- **YOUR INSTRUCTIONS**:
Print every line of the entries below without changing a single character.

- **DATASET CONTENT**:
[BEGIN]
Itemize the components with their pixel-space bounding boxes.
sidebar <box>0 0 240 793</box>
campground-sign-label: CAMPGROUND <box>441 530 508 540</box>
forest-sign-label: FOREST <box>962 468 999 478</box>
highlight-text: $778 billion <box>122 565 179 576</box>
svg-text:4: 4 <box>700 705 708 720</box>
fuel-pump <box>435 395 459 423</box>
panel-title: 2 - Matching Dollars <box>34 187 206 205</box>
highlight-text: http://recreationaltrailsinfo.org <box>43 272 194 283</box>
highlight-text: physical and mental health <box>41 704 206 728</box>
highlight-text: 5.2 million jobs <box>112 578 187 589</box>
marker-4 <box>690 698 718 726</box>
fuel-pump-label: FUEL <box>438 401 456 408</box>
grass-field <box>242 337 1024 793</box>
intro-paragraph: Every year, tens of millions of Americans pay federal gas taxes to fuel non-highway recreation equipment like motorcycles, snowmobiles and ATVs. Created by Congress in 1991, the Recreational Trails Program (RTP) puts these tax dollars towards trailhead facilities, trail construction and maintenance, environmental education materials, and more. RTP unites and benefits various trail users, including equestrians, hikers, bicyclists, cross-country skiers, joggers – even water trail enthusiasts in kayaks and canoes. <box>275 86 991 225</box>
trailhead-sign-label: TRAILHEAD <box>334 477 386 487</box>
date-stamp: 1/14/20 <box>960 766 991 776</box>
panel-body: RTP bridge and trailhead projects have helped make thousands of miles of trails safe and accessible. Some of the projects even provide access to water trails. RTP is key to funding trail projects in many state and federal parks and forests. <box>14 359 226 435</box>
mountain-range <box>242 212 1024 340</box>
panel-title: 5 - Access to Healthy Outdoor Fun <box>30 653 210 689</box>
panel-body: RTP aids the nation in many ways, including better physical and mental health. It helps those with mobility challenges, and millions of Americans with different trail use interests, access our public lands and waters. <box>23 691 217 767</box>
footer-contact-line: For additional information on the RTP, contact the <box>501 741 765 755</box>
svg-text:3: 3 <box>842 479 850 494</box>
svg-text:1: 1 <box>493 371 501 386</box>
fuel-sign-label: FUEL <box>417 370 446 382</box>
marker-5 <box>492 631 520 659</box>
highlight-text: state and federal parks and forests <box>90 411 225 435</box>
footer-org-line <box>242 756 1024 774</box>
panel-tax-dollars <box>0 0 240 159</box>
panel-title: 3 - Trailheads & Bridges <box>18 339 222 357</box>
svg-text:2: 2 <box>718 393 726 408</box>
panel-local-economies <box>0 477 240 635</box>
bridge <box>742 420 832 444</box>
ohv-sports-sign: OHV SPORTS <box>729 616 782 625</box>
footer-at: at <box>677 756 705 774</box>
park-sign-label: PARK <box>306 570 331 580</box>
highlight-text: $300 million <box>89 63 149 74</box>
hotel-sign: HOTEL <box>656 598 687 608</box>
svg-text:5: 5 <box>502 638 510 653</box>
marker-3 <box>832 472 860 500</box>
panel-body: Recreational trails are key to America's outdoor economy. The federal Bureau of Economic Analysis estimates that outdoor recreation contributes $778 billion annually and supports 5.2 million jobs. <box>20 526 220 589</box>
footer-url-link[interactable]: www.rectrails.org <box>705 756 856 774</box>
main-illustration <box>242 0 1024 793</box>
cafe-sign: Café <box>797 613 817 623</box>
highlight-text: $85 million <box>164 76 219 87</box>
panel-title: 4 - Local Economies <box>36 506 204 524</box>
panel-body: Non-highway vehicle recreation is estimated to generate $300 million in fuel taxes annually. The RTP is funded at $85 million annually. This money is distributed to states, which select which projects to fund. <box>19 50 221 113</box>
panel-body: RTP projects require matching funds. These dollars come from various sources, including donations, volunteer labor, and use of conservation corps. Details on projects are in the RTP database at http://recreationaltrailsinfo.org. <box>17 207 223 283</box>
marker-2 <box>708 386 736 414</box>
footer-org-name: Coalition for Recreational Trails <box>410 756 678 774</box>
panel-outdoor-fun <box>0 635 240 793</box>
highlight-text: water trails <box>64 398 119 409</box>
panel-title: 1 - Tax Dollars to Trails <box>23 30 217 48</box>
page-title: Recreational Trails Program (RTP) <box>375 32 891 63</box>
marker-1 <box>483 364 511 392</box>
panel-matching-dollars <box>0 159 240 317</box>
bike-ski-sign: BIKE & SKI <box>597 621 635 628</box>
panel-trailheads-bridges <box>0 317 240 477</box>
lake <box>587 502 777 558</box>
[END]
- **THE RESPONSE**:
Itemize the components with their pixel-space bounding boxes.
sidebar <box>0 0 240 793</box>
campground-sign-label: CAMPGROUND <box>441 530 508 540</box>
forest-sign-label: FOREST <box>962 468 999 478</box>
highlight-text: $778 billion <box>122 565 179 576</box>
svg-text:4: 4 <box>700 705 708 720</box>
fuel-pump <box>435 395 459 423</box>
panel-title: 2 - Matching Dollars <box>34 187 206 205</box>
highlight-text: http://recreationaltrailsinfo.org <box>43 272 194 283</box>
highlight-text: physical and mental health <box>41 704 206 728</box>
highlight-text: 5.2 million jobs <box>112 578 187 589</box>
marker-4 <box>690 698 718 726</box>
fuel-pump-label: FUEL <box>438 401 456 408</box>
grass-field <box>242 337 1024 793</box>
intro-paragraph: Every year, tens of millions of Americans pay federal gas taxes to fuel non-highway recreation equipment like motorcycles, snowmobiles and ATVs. Created by Congress in 1991, the Recreational Trails Program (RTP) puts these tax dollars towards trailhead facilities, trail construction and maintenance, environmental education materials, and more. RTP unites and benefits various trail users, including equestrians, hikers, bicyclists, cross-country skiers, joggers – even water trail enthusiasts in kayaks and canoes. <box>275 86 991 225</box>
trailhead-sign-label: TRAILHEAD <box>334 477 386 487</box>
date-stamp: 1/14/20 <box>960 766 991 776</box>
panel-body: RTP bridge and trailhead projects have helped make thousands of miles of trails safe and accessible. Some of the projects even provide access to water trails. RTP is key to funding trail projects in many state and federal parks and forests. <box>14 359 226 435</box>
mountain-range <box>242 212 1024 340</box>
panel-title: 5 - Access to Healthy Outdoor Fun <box>30 653 210 689</box>
panel-body: RTP aids the nation in many ways, including better physical and mental health. It helps those with mobility challenges, and millions of Americans with different trail use interests, access our public lands and waters. <box>23 691 217 767</box>
footer-contact-line: For additional information on the RTP, contact the <box>501 741 765 755</box>
svg-text:3: 3 <box>842 479 850 494</box>
svg-text:1: 1 <box>493 371 501 386</box>
fuel-sign-label: FUEL <box>417 370 446 382</box>
marker-5 <box>492 631 520 659</box>
highlight-text: state and federal parks and forests <box>90 411 225 435</box>
footer-org-line <box>242 756 1024 774</box>
panel-tax-dollars <box>0 0 240 159</box>
panel-title: 3 - Trailheads & Bridges <box>18 339 222 357</box>
svg-text:2: 2 <box>718 393 726 408</box>
panel-local-economies <box>0 477 240 635</box>
bridge <box>742 420 832 444</box>
ohv-sports-sign: OHV SPORTS <box>729 616 782 625</box>
footer-at: at <box>677 756 705 774</box>
park-sign-label: PARK <box>306 570 331 580</box>
highlight-text: $300 million <box>89 63 149 74</box>
hotel-sign: HOTEL <box>656 598 687 608</box>
svg-text:5: 5 <box>502 638 510 653</box>
marker-3 <box>832 472 860 500</box>
panel-body: Recreational trails are key to America's outdoor economy. The federal Bureau of Economic Analysis estimates that outdoor recreation contributes $778 billion annually and supports 5.2 million jobs. <box>20 526 220 589</box>
footer-url-link[interactable]: www.rectrails.org <box>705 756 856 774</box>
main-illustration <box>242 0 1024 793</box>
cafe-sign: Café <box>797 613 817 623</box>
highlight-text: $85 million <box>164 76 219 87</box>
panel-title: 4 - Local Economies <box>36 506 204 524</box>
panel-body: Non-highway vehicle recreation is estimated to generate $300 million in fuel taxes annually. The RTP is funded at $85 million annually. This money is distributed to states, which select which projects to fund. <box>19 50 221 113</box>
panel-body: RTP projects require matching funds. These dollars come from various sources, including donations, volunteer labor, and use of conservation corps. Details on projects are in the RTP database at http://recreationaltrailsinfo.org. <box>17 207 223 283</box>
marker-2 <box>708 386 736 414</box>
footer-org-name: Coalition for Recreational Trails <box>410 756 678 774</box>
panel-outdoor-fun <box>0 635 240 793</box>
highlight-text: water trails <box>64 398 119 409</box>
panel-title: 1 - Tax Dollars to Trails <box>23 30 217 48</box>
page-title: Recreational Trails Program (RTP) <box>375 32 891 63</box>
marker-1 <box>483 364 511 392</box>
panel-matching-dollars <box>0 159 240 317</box>
bike-ski-sign: BIKE & SKI <box>597 621 635 628</box>
panel-trailheads-bridges <box>0 317 240 477</box>
lake <box>587 502 777 558</box>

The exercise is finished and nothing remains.